* _Problem description_:
Identify the lines holding "JSON" and copy them.

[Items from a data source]
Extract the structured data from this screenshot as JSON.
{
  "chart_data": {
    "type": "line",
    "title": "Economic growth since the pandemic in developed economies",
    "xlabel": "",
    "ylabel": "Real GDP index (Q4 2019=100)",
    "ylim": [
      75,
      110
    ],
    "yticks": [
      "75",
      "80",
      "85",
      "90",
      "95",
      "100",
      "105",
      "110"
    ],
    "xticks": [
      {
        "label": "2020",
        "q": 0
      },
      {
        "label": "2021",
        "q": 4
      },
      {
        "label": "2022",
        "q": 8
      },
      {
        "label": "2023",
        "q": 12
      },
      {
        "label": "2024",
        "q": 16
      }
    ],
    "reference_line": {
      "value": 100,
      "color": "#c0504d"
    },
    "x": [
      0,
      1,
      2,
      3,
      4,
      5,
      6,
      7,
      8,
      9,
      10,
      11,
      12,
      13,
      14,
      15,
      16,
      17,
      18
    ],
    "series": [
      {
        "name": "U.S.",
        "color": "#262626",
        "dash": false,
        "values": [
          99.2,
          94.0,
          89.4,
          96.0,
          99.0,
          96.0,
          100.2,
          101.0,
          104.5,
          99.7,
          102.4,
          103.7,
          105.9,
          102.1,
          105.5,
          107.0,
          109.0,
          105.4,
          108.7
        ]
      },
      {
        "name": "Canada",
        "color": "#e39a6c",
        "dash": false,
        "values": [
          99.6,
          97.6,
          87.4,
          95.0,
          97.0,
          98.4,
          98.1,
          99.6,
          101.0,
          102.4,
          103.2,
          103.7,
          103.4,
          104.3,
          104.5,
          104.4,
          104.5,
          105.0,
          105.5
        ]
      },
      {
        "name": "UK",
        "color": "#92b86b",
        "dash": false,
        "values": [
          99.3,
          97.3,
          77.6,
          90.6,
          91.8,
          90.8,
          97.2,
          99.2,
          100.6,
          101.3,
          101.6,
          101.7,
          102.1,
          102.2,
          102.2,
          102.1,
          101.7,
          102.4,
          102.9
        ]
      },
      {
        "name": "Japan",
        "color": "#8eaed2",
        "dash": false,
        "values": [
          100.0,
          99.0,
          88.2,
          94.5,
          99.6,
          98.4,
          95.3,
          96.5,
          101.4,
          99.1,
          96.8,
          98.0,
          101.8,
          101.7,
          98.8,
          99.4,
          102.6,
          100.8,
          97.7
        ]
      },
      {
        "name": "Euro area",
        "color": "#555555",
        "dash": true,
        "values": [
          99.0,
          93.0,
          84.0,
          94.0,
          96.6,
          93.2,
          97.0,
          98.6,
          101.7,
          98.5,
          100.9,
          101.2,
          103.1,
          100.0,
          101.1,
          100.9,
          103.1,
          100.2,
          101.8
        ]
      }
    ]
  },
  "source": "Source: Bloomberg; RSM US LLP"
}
* * *
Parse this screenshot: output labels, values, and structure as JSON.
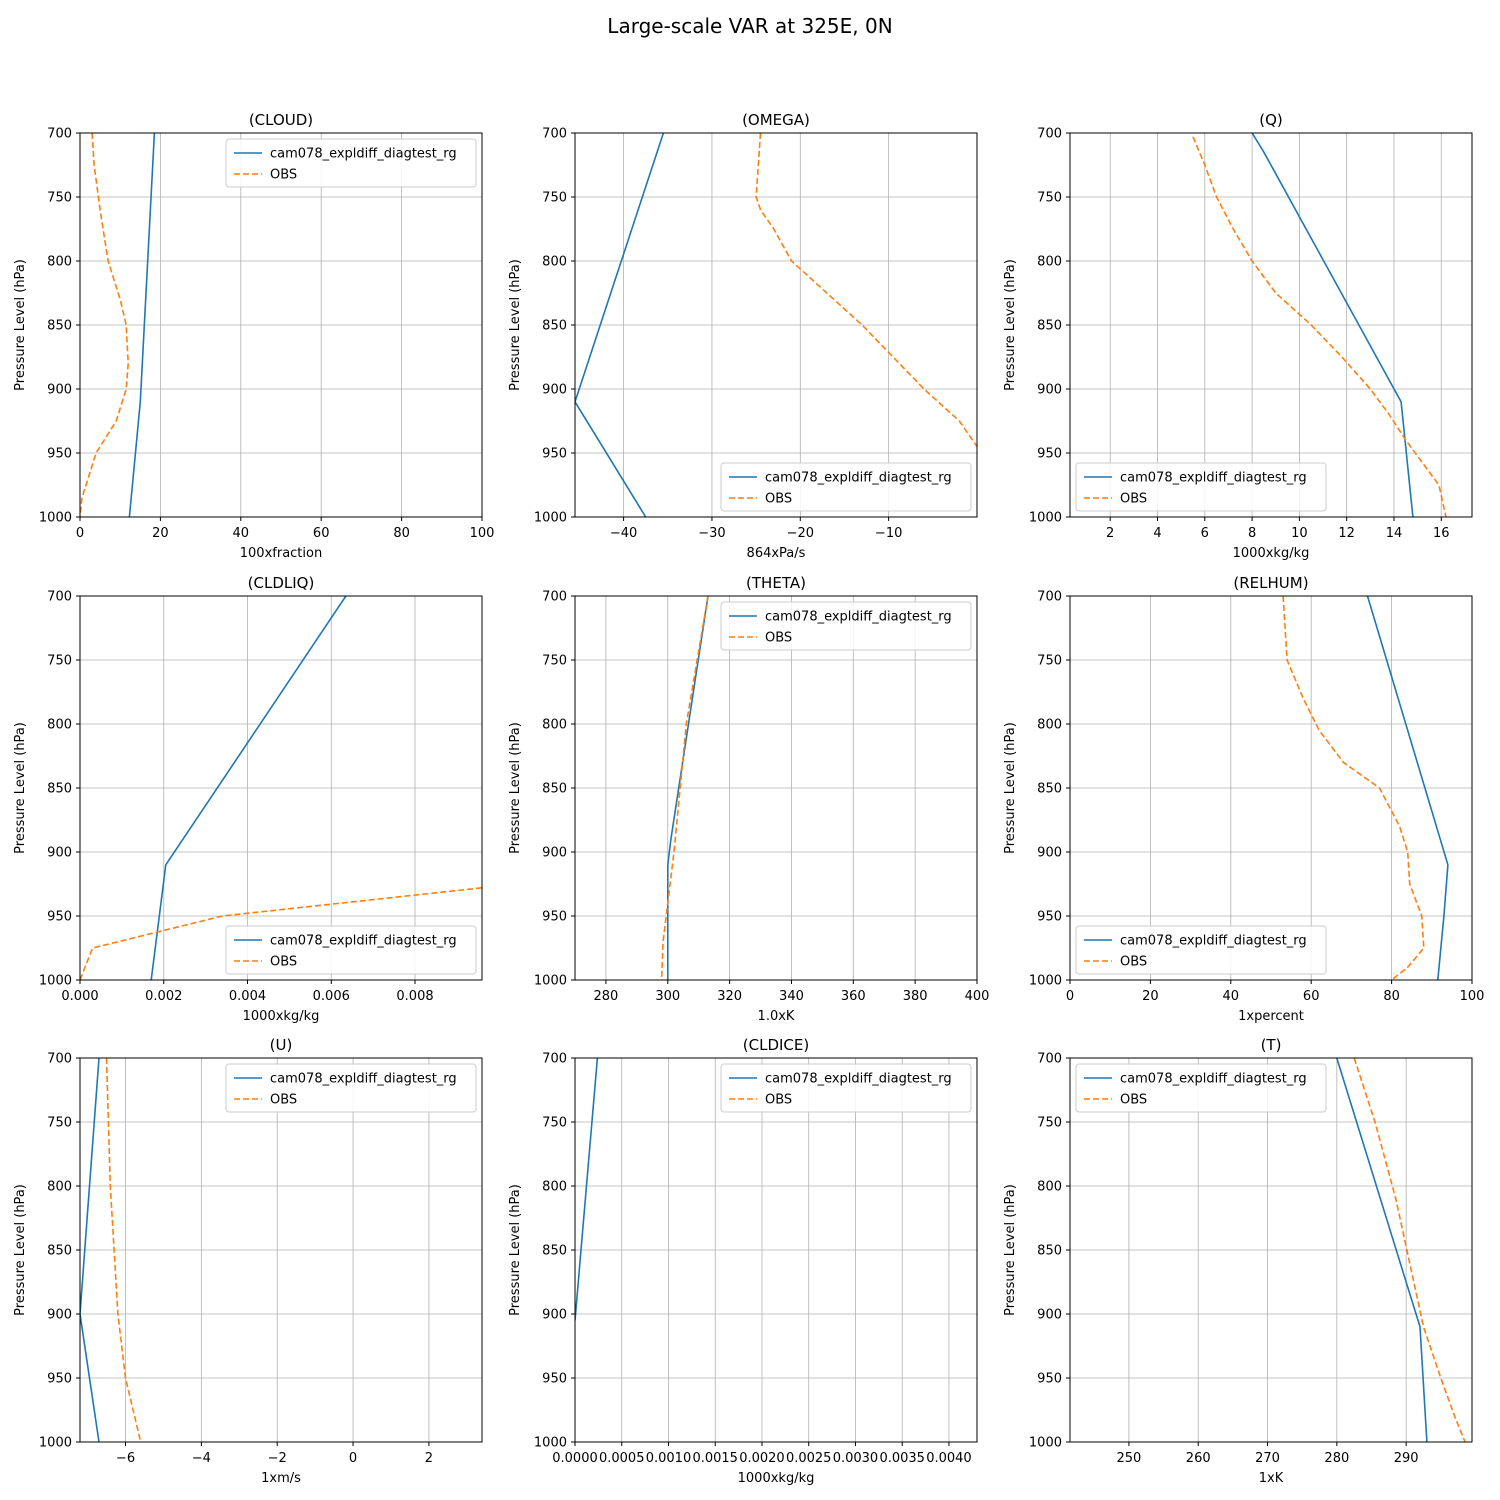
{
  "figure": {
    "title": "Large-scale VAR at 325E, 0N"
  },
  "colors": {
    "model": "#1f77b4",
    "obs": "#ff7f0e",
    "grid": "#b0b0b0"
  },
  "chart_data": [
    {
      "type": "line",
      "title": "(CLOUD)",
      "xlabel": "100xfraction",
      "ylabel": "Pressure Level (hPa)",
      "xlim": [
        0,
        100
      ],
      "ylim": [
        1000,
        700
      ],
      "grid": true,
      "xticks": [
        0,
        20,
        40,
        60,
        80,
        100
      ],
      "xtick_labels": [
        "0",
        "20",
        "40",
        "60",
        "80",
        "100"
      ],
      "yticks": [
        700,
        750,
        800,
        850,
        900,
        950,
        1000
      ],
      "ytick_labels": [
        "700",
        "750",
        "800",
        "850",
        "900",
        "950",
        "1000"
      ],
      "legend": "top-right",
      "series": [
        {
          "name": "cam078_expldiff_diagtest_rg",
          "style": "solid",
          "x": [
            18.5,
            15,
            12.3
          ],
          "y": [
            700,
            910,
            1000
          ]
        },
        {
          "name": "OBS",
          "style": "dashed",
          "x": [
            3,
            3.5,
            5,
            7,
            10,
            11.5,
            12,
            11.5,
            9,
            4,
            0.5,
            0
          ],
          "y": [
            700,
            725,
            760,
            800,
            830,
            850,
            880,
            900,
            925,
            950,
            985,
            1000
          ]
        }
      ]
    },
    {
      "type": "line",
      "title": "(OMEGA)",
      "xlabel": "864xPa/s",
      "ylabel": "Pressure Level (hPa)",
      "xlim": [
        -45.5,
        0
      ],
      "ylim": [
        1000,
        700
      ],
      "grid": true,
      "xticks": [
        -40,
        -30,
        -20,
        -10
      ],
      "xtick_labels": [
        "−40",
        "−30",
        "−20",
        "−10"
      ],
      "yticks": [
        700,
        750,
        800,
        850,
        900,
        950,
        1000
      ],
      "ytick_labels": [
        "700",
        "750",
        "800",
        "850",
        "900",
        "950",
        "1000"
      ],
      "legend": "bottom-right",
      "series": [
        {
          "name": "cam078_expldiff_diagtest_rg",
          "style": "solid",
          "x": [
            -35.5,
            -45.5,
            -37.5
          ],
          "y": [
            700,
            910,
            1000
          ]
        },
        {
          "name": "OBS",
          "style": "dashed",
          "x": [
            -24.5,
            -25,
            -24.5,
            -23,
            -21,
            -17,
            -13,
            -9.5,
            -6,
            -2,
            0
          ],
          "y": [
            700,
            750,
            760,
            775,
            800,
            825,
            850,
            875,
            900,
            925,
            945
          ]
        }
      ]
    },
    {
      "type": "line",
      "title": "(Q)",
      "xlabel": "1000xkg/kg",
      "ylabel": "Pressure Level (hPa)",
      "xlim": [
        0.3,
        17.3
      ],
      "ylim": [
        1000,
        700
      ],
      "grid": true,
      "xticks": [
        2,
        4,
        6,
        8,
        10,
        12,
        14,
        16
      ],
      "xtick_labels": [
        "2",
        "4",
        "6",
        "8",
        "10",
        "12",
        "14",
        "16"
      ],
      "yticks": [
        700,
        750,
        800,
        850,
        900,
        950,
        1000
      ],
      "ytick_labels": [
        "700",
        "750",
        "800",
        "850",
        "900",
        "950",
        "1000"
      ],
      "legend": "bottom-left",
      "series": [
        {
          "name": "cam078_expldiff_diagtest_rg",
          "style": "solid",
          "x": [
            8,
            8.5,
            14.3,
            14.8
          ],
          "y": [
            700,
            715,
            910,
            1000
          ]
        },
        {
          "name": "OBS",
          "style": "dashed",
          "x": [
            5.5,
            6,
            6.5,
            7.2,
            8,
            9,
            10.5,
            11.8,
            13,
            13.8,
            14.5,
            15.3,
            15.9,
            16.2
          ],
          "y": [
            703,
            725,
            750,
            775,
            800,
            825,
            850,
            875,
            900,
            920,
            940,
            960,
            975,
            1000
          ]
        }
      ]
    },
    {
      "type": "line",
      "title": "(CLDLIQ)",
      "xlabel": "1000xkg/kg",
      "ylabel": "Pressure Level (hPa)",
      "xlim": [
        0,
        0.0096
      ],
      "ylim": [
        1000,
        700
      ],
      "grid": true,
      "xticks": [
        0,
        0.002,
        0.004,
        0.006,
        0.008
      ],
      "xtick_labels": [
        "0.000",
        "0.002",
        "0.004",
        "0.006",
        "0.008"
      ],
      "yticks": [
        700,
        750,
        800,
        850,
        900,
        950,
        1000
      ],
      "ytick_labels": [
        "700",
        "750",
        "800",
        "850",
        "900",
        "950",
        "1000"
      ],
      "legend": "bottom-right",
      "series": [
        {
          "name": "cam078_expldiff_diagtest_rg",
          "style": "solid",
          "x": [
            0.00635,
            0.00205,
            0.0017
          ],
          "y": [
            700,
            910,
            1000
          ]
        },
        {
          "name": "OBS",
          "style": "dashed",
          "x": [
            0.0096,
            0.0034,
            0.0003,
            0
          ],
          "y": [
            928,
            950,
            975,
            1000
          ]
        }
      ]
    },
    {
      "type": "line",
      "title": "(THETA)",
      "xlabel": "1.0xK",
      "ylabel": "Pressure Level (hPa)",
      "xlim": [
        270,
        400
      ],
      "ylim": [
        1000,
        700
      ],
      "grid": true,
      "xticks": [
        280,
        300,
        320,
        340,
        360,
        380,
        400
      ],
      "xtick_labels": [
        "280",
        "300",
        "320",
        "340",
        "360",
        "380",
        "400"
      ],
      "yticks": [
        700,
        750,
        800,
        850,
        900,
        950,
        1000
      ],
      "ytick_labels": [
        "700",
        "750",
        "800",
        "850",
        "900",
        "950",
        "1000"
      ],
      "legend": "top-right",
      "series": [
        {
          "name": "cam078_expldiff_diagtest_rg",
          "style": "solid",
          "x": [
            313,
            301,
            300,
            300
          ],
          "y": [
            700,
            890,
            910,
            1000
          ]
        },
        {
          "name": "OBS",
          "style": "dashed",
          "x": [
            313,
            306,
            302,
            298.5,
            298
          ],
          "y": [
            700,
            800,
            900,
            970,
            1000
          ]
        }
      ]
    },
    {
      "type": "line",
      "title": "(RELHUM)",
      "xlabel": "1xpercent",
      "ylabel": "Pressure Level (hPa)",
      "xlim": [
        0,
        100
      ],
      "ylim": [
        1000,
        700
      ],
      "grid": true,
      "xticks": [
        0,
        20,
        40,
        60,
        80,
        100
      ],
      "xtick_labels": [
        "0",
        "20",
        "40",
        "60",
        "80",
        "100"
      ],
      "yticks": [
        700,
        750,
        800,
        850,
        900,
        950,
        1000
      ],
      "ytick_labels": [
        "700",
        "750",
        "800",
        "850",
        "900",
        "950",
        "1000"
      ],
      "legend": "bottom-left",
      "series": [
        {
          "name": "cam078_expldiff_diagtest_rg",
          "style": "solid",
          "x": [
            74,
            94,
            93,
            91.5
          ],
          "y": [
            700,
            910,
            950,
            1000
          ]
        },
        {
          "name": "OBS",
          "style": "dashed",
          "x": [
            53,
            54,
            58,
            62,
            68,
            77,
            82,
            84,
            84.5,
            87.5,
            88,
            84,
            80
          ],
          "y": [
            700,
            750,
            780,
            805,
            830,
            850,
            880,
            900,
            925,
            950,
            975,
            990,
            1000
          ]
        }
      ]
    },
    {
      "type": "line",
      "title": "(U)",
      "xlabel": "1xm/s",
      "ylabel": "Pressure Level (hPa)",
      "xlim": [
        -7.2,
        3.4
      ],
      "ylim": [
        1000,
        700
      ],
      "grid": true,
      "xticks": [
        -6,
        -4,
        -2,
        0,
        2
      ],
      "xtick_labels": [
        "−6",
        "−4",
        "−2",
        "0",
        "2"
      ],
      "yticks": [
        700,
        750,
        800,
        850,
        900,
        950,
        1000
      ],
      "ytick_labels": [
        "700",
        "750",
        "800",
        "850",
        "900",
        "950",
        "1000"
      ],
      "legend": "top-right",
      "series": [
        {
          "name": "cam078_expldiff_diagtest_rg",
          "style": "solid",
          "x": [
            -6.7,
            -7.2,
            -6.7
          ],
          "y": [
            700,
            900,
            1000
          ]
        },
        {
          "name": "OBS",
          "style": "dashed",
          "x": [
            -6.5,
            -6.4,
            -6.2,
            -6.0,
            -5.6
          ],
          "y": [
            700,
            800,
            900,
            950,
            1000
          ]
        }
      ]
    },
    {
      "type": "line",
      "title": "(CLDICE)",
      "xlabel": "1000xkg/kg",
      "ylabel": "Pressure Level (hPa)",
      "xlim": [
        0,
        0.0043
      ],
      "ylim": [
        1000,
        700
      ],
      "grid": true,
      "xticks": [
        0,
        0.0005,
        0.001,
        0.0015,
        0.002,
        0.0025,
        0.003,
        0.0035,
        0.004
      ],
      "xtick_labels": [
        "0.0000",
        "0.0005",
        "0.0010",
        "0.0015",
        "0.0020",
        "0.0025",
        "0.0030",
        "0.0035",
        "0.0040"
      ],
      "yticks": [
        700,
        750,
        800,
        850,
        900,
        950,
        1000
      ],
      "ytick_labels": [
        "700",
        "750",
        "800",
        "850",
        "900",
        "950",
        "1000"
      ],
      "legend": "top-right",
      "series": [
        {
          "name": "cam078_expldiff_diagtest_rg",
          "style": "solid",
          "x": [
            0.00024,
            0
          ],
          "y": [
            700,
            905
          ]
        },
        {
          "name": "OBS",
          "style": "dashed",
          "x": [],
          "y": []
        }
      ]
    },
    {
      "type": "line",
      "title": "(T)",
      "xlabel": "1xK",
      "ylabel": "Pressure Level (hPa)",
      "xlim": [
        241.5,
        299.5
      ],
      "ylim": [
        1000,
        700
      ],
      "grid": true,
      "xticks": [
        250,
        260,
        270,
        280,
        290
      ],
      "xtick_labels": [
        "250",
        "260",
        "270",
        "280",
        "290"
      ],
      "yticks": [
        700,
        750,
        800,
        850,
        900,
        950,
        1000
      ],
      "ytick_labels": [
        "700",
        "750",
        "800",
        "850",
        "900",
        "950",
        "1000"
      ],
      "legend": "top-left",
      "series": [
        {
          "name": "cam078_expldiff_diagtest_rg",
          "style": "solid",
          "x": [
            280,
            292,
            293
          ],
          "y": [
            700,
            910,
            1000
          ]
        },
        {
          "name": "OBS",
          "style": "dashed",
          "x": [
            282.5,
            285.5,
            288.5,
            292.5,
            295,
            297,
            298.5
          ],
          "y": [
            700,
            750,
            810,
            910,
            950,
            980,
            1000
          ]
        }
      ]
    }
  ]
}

* _Exercise solution_:
Extract the structured data from this screenshot as JSON.
Parse this screenshot: output labels, values, and structure as JSON.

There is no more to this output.